» STATED GOAL
Please transcribe the data below exactly. Leave the pictures out.

Data excerpts
·····

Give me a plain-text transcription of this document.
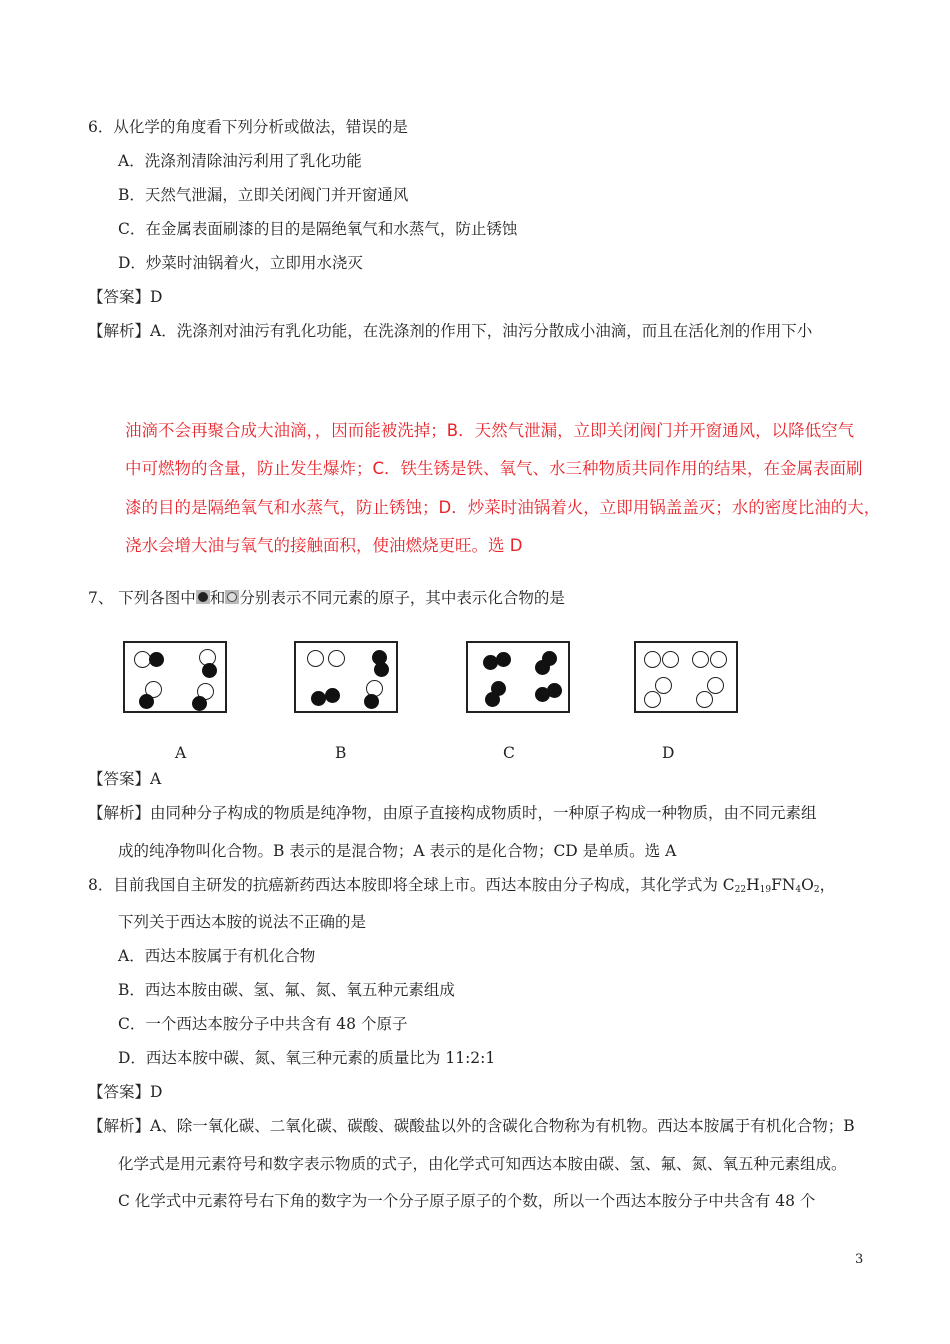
6．从化学的角度看下列分析或做法，错误的是
A．洗涤剂清除油污利用了乳化功能
B．天然气泄漏，立即关闭阀门并开窗通风
C．在金属表面刷漆的目的是隔绝氧气和水蒸气，防止锈蚀
D．炒菜时油锅着火，立即用水浇灭
【答案】D
【解析】A．洗涤剂对油污有乳化功能，在洗涤剂的作用下，油污分散成小油滴，而且在活化剂的作用下小
油滴不会再聚合成大油滴，，因而能被洗掉；B．天然气泄漏，立即关闭阀门并开窗通风，以降低空气
中可燃物的含量，防止发生爆炸；C．铁生锈是铁、氧气、水三种物质共同作用的结果，在金属表面刷
漆的目的是隔绝氧气和水蒸气，防止锈蚀；D．炒菜时油锅着火，立即用锅盖盖灭；水的密度比油的大，
浇水会增大油与氧气的接触面积，使油燃烧更旺。选 D
7、 下列各图中 和 分别表示不同元素的原子，其中表示化合物的是
A	B	C	D
【答案】A
【解析】由同种分子构成的物质是纯净物，由原子直接构成物质时，一种原子构成一种物质，由不同元素组
成的纯净物叫化合物。B 表示的是混合物；A 表示的是化合物；CD 是单质。选 A
8．目前我国自主研发的抗癌新药西达本胺即将全球上市。西达本胺由分子构成，其化学式为 $C_{22}H_{19}FN_4O_2$，
下列关于西达本胺的说法不正确的是
A．西达本胺属于有机化合物
B．西达本胺由碳、氢、氟、氮、氧五种元素组成
C．一个西达本胺分子中共含有 48 个原子
D．西达本胺中碳、氮、氧三种元素的质量比为 11:2:1
【答案】D
【解析】A、除一氧化碳、二氧化碳、碳酸、碳酸盐以外的含碳化合物称为有机物。西达本胺属于有机化合物；B
化学式是用元素符号和数字表示物质的式子，由化学式可知西达本胺由碳、氢、氟、氮、氧五种元素组成。
C 化学式中元素符号右下角的数字为一个分子原子原子的个数，所以一个西达本胺分子中共含有 48 个
3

·····

» RIGHT ANSWER
Give me a plain-text transcription of this document.
6．从化学的角度看下列分析或做法，错误的是
A．洗涤剂清除油污利用了乳化功能
B．天然气泄漏，立即关闭阀门并开窗通风
C．在金属表面刷漆的目的是隔绝氧气和水蒸气，防止锈蚀
D．炒菜时油锅着火，立即用水浇灭
【答案】D
【解析】A．洗涤剂对油污有乳化功能，在洗涤剂的作用下，油污分散成小油滴，而且在活化剂的作用下小
油滴不会再聚合成大油滴，，因而能被洗掉；B．天然气泄漏，立即关闭阀门并开窗通风，以降低空气
中可燃物的含量，防止发生爆炸；C．铁生锈是铁、氧气、水三种物质共同作用的结果，在金属表面刷
漆的目的是隔绝氧气和水蒸气，防止锈蚀；D．炒菜时油锅着火，立即用锅盖盖灭；水的密度比油的大，
浇水会增大油与氧气的接触面积，使油燃烧更旺。选 D
7、 下列各图中 和 分别表示不同元素的原子，其中表示化合物的是
A	B	C	D
【答案】A
【解析】由同种分子构成的物质是纯净物，由原子直接构成物质时，一种原子构成一种物质，由不同元素组
成的纯净物叫化合物。B 表示的是混合物；A 表示的是化合物；CD 是单质。选 A
8．目前我国自主研发的抗癌新药西达本胺即将全球上市。西达本胺由分子构成，其化学式为 $C_{22}H_{19}FN_4O_2$，
下列关于西达本胺的说法不正确的是
A．西达本胺属于有机化合物
B．西达本胺由碳、氢、氟、氮、氧五种元素组成
C．一个西达本胺分子中共含有 48 个原子
D．西达本胺中碳、氮、氧三种元素的质量比为 11:2:1
【答案】D
【解析】A、除一氧化碳、二氧化碳、碳酸、碳酸盐以外的含碳化合物称为有机物。西达本胺属于有机化合物；B
化学式是用元素符号和数字表示物质的式子，由化学式可知西达本胺由碳、氢、氟、氮、氧五种元素组成。
C 化学式中元素符号右下角的数字为一个分子原子原子的个数，所以一个西达本胺分子中共含有 48 个
3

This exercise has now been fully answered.